» Aim of the task
Could you write out every record below exactly, leaving out any pictures?
□ □ □ □ □ □ □
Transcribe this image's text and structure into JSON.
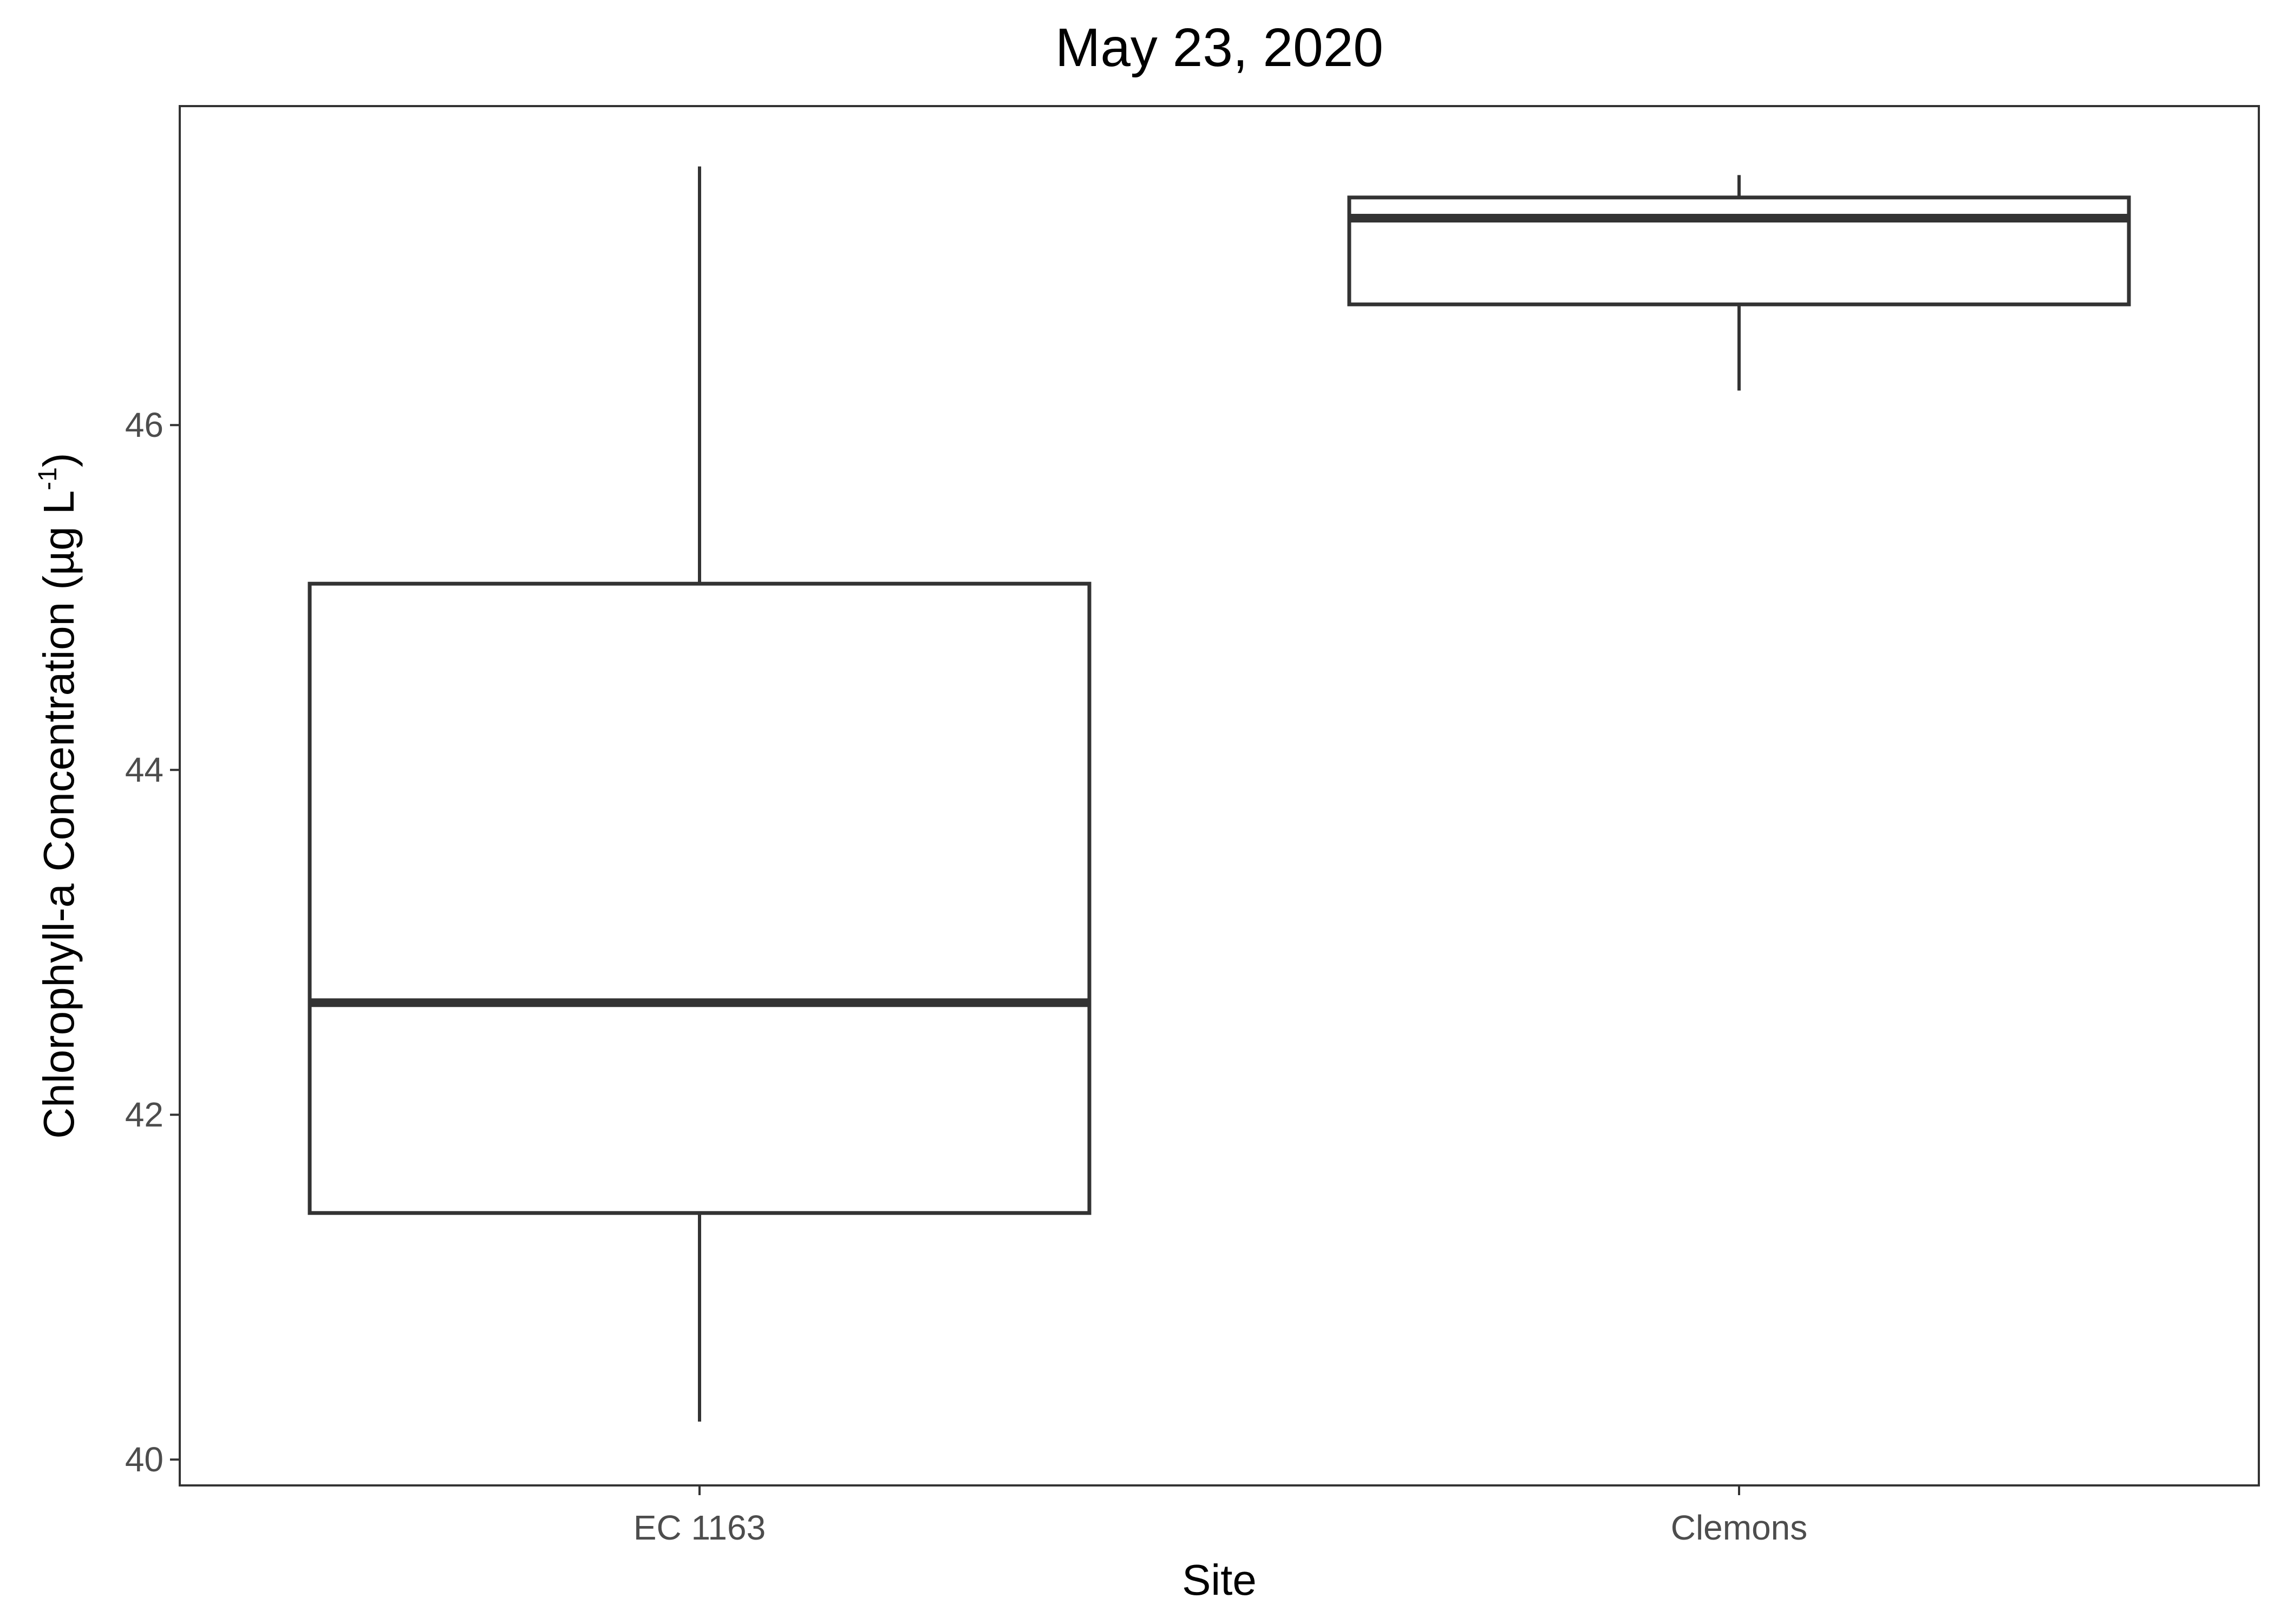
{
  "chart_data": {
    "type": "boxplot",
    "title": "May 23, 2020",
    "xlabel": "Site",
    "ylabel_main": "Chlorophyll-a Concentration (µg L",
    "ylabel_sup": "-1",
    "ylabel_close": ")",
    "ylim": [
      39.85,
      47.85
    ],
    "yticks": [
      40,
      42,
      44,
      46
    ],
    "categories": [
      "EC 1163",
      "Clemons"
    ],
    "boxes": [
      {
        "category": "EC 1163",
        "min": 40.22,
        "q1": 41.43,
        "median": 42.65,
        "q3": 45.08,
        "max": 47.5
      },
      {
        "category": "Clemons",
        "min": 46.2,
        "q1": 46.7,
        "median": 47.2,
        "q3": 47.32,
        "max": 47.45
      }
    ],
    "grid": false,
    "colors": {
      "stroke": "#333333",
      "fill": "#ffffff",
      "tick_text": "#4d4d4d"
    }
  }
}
□ □ □ □ □ □ □
» Task result
Transcribe this image's text and structure into JSON.
{
  "chart_data": {
    "type": "boxplot",
    "title": "May 23, 2020",
    "xlabel": "Site",
    "ylabel_main": "Chlorophyll-a Concentration (µg L",
    "ylabel_sup": "-1",
    "ylabel_close": ")",
    "ylim": [
      39.85,
      47.85
    ],
    "yticks": [
      40,
      42,
      44,
      46
    ],
    "categories": [
      "EC 1163",
      "Clemons"
    ],
    "boxes": [
      {
        "category": "EC 1163",
        "min": 40.22,
        "q1": 41.43,
        "median": 42.65,
        "q3": 45.08,
        "max": 47.5
      },
      {
        "category": "Clemons",
        "min": 46.2,
        "q1": 46.7,
        "median": 47.2,
        "q3": 47.32,
        "max": 47.45
      }
    ],
    "grid": false,
    "colors": {
      "stroke": "#333333",
      "fill": "#ffffff",
      "tick_text": "#4d4d4d"
    }
  }
}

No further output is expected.